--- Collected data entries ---

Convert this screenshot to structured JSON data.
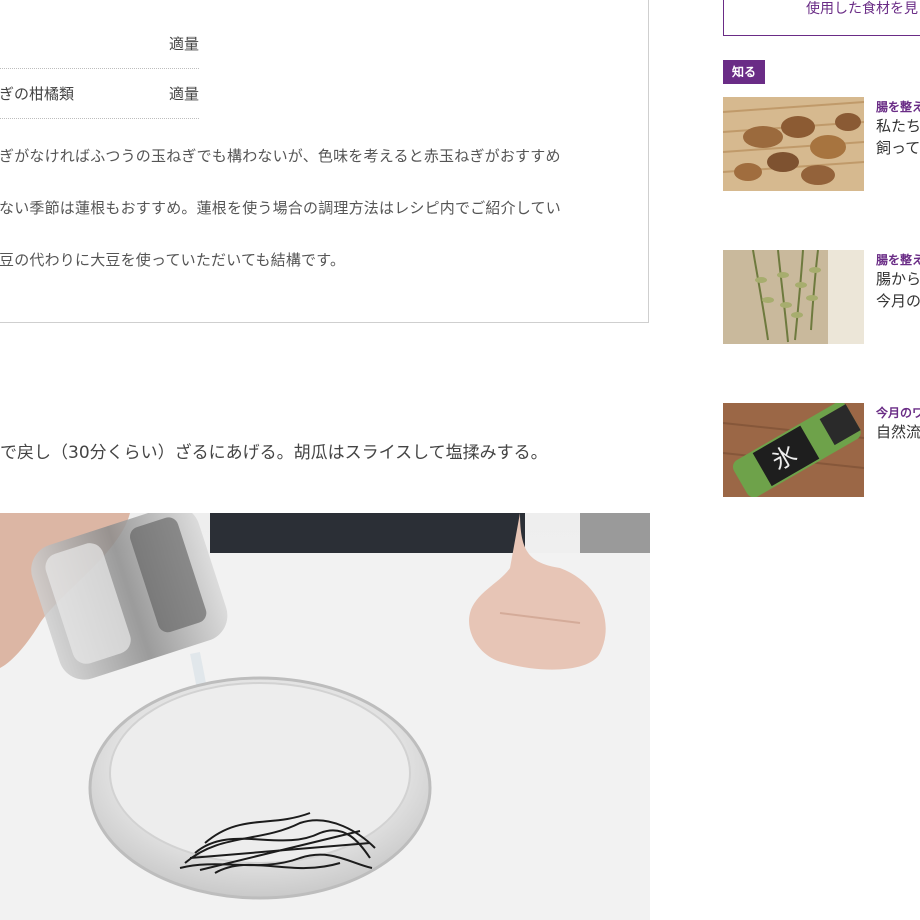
{
  "ingredients": [
    {
      "name": "",
      "amount": "適量"
    },
    {
      "name": "ぎの柑橘類",
      "amount": "適量"
    }
  ],
  "notes": [
    "ぎがなければふつうの玉ねぎでも構わないが、色味を考えると赤玉ねぎがおすすめ",
    "ない季節は蓮根もおすすめ。蓮根を使う場合の調理方法はレシピ内でご紹介してい",
    "豆の代わりに大豆を使っていただいても結構です。"
  ],
  "step": {
    "text": "で戻し（30分くらい）ざるにあげる。胡瓜はスライスして塩揉みする。"
  },
  "sidebar": {
    "ingredients_button": "使用した食材を見",
    "category_label": "知る",
    "cards": [
      {
        "category": "腸を整え",
        "title": "私たち\n飼って",
        "thumb_icon": "root-vegetables-photo"
      },
      {
        "category": "腸を整え",
        "title": "腸から\n今月の",
        "thumb_icon": "dried-grass-photo"
      },
      {
        "category": "今月のワ",
        "title": "自然流",
        "thumb_icon": "sake-bottle-photo"
      }
    ]
  },
  "colors": {
    "accent": "#6a2c86",
    "border": "#cfcfcf"
  }
}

--- PROBLEM TO WORK ON ---
The pictures in the entries should be left out; output everything else exactly.

--- RESPONSE TO THIS EXERCISE ---
Convert this screenshot to structured JSON data.
{
  "ingredients": [
    {
      "name": "",
      "amount": "適量"
    },
    {
      "name": "ぎの柑橘類",
      "amount": "適量"
    }
  ],
  "notes": [
    "ぎがなければふつうの玉ねぎでも構わないが、色味を考えると赤玉ねぎがおすすめ",
    "ない季節は蓮根もおすすめ。蓮根を使う場合の調理方法はレシピ内でご紹介してい",
    "豆の代わりに大豆を使っていただいても結構です。"
  ],
  "step": {
    "text": "で戻し（30分くらい）ざるにあげる。胡瓜はスライスして塩揉みする。"
  },
  "sidebar": {
    "ingredients_button": "使用した食材を見",
    "category_label": "知る",
    "cards": [
      {
        "category": "腸を整え",
        "title": "私たち\n飼って",
        "thumb_icon": "root-vegetables-photo"
      },
      {
        "category": "腸を整え",
        "title": "腸から\n今月の",
        "thumb_icon": "dried-grass-photo"
      },
      {
        "category": "今月のワ",
        "title": "自然流",
        "thumb_icon": "sake-bottle-photo"
      }
    ]
  },
  "colors": {
    "accent": "#6a2c86",
    "border": "#cfcfcf"
  }
}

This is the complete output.